## Aim:
Please count the lines in the listing below where the word "produzione" appears. Give the number only.

## Task inputs:
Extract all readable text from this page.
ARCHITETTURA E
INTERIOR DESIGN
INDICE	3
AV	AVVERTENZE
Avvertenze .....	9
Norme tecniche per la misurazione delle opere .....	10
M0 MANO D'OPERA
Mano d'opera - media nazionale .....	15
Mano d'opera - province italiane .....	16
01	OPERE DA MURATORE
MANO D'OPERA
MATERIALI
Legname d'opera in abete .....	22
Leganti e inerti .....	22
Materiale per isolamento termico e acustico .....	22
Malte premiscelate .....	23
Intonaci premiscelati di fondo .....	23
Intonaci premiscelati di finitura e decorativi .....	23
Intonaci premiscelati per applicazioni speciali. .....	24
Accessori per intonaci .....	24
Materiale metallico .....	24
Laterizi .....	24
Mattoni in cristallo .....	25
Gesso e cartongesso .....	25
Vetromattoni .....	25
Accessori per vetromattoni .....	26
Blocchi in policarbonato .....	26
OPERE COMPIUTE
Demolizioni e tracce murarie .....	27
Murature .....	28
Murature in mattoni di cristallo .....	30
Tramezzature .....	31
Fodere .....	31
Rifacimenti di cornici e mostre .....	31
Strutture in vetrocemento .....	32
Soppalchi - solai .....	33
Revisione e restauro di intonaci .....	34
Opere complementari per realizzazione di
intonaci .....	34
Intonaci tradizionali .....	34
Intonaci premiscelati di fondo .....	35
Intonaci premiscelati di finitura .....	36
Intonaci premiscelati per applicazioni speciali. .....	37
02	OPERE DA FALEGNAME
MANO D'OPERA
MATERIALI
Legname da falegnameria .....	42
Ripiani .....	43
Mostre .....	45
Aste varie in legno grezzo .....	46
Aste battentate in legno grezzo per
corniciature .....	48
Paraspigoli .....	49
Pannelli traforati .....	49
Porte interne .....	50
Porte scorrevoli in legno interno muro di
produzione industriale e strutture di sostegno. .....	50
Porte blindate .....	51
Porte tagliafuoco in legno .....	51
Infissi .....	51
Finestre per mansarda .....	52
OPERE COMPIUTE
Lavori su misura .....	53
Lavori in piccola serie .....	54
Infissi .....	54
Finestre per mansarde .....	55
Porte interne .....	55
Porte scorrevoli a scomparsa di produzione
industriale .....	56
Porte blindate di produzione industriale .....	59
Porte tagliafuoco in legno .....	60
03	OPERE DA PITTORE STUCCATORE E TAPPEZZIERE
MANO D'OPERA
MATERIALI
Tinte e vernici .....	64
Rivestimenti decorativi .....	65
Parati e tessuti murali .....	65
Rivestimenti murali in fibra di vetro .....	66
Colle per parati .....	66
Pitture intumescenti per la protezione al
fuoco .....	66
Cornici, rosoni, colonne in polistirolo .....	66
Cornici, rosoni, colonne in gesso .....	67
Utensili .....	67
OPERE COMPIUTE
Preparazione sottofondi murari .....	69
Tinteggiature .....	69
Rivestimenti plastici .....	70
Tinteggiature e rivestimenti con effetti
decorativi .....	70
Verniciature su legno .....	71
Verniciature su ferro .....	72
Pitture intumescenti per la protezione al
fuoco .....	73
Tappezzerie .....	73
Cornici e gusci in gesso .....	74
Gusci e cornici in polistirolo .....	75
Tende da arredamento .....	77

## Solved problem:
3